**Data extract**:
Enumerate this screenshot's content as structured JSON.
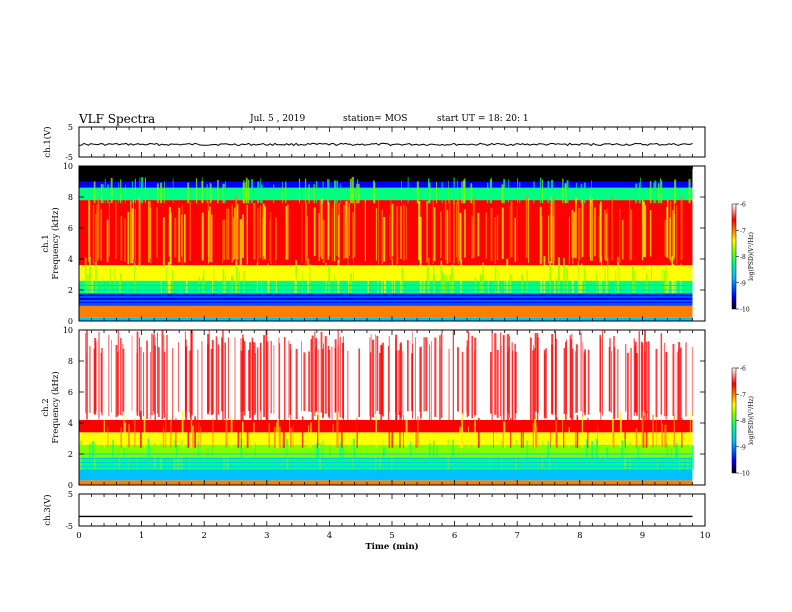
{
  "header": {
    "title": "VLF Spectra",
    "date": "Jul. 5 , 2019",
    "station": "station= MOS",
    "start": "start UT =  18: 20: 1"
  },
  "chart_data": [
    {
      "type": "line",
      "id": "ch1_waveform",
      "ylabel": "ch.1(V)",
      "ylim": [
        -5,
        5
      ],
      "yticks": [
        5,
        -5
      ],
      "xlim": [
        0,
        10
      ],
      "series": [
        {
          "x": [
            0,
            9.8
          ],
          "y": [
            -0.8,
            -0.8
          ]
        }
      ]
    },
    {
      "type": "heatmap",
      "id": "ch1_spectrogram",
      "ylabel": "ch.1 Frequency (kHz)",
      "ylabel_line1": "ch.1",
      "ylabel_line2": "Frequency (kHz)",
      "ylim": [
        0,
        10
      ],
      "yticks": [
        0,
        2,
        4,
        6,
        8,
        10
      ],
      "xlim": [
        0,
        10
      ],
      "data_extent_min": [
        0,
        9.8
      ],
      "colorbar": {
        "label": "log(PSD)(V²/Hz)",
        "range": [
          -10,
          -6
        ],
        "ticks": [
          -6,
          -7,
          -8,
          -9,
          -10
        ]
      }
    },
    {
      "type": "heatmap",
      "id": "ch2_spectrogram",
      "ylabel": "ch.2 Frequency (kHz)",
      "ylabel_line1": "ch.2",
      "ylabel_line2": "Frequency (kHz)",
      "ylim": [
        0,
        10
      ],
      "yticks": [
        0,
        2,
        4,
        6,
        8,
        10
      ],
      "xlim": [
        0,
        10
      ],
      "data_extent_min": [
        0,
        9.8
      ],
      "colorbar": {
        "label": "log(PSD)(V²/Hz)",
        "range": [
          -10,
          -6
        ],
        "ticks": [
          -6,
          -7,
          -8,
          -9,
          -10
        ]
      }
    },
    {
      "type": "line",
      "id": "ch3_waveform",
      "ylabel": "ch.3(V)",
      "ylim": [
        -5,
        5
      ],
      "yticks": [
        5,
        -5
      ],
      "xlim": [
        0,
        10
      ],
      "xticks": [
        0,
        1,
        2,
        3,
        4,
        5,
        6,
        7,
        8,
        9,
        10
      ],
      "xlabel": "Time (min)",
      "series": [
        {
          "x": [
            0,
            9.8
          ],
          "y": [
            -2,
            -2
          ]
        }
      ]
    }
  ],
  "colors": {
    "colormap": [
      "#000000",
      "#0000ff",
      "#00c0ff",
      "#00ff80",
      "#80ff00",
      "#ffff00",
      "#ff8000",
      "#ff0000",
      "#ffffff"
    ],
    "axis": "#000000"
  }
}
* * *
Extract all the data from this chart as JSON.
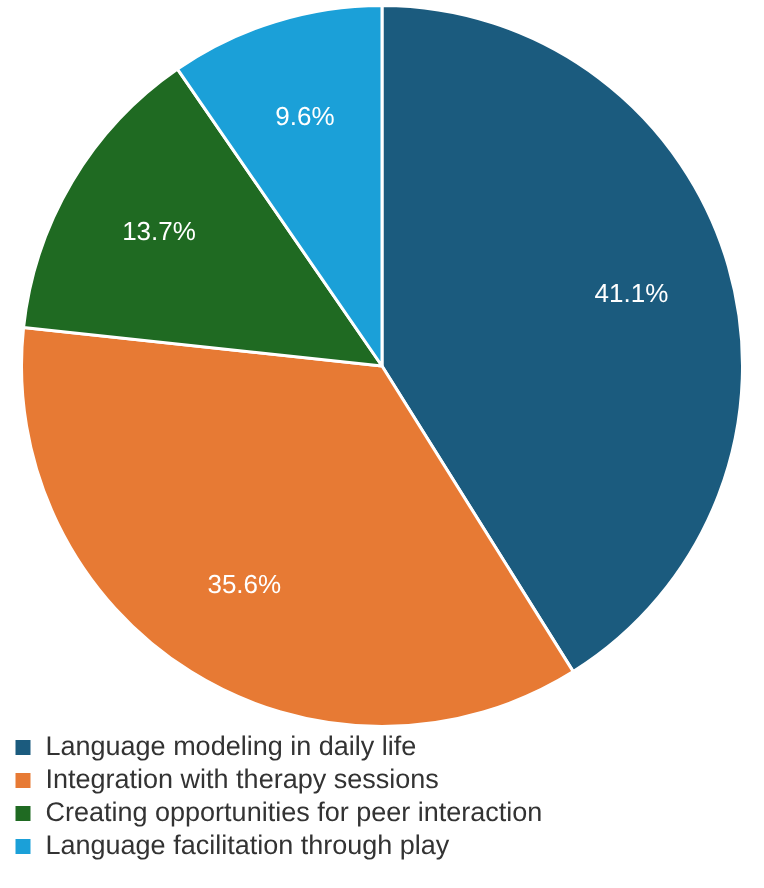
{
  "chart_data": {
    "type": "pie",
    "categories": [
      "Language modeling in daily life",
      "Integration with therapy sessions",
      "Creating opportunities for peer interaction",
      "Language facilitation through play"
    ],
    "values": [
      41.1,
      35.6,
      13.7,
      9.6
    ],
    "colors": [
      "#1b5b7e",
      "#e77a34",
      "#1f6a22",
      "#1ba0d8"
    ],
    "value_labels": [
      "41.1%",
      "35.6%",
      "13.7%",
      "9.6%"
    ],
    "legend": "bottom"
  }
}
...
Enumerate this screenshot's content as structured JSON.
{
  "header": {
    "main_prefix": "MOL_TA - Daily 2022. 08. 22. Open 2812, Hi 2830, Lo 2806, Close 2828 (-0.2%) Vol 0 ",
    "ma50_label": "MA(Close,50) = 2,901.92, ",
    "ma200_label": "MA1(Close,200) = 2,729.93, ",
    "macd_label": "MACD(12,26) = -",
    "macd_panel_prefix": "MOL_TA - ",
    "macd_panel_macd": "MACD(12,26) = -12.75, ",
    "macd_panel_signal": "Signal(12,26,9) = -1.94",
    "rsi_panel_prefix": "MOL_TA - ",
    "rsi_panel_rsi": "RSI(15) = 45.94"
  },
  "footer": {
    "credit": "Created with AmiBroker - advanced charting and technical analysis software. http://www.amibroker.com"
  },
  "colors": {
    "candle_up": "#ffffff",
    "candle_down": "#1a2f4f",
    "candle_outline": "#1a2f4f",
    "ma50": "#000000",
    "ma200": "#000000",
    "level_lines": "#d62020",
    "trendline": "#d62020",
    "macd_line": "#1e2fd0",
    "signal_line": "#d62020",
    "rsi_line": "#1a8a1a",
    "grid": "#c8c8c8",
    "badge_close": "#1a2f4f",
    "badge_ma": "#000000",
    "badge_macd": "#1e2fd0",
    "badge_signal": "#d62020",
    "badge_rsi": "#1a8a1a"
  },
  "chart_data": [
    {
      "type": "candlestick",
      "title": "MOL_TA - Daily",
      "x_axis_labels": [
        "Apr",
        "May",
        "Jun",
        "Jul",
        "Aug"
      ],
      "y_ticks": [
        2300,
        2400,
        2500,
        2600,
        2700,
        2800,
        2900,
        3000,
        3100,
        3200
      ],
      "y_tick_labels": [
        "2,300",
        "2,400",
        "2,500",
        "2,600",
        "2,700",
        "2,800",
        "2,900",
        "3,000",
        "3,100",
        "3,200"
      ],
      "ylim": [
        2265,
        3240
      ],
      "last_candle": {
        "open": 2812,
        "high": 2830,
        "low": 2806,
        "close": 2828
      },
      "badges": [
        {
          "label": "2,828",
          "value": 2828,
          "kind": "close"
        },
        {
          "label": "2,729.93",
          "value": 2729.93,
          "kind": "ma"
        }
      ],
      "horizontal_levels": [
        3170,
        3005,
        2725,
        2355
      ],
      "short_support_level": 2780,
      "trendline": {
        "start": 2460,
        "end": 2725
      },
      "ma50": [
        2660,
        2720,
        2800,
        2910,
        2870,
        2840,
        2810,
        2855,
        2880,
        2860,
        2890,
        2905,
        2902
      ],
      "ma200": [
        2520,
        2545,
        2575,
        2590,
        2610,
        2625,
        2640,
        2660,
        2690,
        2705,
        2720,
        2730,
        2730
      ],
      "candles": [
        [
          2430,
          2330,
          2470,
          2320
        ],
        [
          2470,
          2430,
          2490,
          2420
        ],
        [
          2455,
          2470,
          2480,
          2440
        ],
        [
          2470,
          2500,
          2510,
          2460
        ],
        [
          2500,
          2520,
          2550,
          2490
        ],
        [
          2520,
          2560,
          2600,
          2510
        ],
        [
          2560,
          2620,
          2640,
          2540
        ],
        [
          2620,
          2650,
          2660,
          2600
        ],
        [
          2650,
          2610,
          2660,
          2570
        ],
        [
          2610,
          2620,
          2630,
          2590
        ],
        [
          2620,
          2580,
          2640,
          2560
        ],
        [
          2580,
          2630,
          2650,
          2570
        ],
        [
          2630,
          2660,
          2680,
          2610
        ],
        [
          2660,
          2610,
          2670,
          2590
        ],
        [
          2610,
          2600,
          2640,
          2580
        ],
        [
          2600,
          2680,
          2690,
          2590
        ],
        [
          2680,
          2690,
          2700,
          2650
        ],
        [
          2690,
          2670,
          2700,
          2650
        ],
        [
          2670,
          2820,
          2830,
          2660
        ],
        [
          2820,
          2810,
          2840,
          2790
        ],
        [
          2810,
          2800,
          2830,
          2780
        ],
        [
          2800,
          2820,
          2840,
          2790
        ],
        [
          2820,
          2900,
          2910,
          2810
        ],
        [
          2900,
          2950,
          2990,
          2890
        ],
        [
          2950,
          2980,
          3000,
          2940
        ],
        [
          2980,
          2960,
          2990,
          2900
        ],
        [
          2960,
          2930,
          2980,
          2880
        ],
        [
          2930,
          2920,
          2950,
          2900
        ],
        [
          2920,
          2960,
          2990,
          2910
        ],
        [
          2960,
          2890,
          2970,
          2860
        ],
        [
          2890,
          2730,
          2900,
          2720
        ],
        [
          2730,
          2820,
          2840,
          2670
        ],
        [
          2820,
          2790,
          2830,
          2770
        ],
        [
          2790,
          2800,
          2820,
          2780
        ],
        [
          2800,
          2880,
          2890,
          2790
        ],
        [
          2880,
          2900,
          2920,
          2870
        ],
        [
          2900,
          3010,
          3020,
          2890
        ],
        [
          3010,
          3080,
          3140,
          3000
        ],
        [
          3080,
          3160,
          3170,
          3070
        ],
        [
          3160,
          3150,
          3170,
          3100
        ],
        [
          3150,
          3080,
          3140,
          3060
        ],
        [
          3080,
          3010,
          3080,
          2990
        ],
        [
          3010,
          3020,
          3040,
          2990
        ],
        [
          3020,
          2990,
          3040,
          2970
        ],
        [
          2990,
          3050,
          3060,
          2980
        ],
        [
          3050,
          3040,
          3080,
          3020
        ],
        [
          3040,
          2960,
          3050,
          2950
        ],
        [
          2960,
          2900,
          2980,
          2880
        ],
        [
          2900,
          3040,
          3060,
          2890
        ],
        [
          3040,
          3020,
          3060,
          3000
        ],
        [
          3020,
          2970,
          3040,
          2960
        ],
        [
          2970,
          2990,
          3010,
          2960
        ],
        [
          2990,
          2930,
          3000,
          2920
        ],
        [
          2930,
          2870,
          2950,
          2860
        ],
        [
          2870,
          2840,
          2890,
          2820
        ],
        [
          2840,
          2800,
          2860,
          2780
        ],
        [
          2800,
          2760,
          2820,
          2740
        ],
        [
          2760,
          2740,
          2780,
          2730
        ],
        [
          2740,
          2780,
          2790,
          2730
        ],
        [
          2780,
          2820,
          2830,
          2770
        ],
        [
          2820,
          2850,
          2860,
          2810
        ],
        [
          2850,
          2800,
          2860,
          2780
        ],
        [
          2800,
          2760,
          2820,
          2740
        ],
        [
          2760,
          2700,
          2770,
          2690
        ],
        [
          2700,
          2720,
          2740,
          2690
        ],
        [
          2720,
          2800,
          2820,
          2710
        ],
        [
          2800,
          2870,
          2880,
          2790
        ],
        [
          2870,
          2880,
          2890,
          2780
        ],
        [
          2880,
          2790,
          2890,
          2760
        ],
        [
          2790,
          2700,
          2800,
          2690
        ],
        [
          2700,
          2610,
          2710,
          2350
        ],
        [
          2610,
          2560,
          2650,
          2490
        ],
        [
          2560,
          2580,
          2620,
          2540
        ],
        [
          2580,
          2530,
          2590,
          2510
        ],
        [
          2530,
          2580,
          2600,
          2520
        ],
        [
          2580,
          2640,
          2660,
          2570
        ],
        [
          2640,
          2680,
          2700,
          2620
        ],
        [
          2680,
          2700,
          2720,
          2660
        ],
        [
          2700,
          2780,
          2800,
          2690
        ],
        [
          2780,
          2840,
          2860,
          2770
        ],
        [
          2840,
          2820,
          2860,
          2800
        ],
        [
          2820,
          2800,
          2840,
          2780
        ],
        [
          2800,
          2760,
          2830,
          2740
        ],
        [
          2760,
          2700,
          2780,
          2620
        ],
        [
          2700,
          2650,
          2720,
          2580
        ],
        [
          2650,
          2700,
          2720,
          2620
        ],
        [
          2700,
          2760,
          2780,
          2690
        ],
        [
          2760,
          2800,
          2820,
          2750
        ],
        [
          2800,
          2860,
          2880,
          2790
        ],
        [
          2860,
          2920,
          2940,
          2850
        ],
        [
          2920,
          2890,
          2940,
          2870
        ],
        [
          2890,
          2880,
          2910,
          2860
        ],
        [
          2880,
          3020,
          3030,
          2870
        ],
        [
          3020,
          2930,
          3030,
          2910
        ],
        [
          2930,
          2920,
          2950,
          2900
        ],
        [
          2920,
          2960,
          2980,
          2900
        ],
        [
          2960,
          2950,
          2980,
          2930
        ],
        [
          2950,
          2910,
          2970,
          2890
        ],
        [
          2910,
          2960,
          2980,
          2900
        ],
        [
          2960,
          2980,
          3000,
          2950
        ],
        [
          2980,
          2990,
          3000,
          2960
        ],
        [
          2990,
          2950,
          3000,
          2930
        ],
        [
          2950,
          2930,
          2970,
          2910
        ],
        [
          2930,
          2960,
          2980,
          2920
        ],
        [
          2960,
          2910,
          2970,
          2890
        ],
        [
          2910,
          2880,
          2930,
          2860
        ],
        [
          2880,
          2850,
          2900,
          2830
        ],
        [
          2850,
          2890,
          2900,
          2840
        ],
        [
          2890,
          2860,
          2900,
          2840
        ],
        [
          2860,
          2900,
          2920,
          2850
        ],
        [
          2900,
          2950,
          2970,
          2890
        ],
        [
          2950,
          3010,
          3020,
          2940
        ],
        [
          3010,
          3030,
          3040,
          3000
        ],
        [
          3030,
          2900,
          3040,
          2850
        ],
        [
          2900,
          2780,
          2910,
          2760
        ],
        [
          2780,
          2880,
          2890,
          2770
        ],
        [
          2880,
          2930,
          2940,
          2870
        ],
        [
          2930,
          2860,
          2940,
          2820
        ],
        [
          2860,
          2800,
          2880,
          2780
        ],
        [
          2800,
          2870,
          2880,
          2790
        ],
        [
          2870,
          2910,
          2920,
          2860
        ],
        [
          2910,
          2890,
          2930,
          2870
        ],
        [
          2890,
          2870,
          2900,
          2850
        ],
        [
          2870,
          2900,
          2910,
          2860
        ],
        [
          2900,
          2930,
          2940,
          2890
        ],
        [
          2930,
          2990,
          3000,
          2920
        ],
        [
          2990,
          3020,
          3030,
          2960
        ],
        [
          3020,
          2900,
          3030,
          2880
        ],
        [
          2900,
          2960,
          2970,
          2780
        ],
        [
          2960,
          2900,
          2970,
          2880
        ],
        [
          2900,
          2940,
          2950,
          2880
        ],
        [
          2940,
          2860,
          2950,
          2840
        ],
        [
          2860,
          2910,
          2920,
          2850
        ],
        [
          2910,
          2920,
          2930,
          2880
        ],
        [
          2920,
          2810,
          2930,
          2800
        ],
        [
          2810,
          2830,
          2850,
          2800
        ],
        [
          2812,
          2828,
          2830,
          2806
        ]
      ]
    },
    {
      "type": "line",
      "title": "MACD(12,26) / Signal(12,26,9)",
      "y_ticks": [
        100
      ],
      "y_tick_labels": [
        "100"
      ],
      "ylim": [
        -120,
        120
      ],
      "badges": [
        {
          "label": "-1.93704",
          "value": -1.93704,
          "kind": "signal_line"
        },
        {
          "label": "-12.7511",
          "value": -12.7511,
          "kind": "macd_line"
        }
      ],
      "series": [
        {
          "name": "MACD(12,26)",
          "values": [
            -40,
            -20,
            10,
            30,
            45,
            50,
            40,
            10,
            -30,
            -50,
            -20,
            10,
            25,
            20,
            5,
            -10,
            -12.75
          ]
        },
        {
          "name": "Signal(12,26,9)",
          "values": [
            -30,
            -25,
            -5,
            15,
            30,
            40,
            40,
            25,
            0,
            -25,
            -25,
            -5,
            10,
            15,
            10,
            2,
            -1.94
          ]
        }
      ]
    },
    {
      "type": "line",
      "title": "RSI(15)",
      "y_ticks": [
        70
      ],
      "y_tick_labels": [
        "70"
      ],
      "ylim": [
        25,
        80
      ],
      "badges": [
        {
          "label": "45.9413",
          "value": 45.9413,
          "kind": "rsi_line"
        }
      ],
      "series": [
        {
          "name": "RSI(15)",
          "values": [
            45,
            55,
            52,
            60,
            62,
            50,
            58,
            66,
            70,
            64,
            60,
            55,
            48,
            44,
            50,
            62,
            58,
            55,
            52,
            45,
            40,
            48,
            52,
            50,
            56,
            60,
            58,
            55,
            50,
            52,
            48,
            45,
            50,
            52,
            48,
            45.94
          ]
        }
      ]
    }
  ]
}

**Aim**: Within the entries above, work out how many lines contain the word "name". The number alone is the answer.

**Task solution**: 3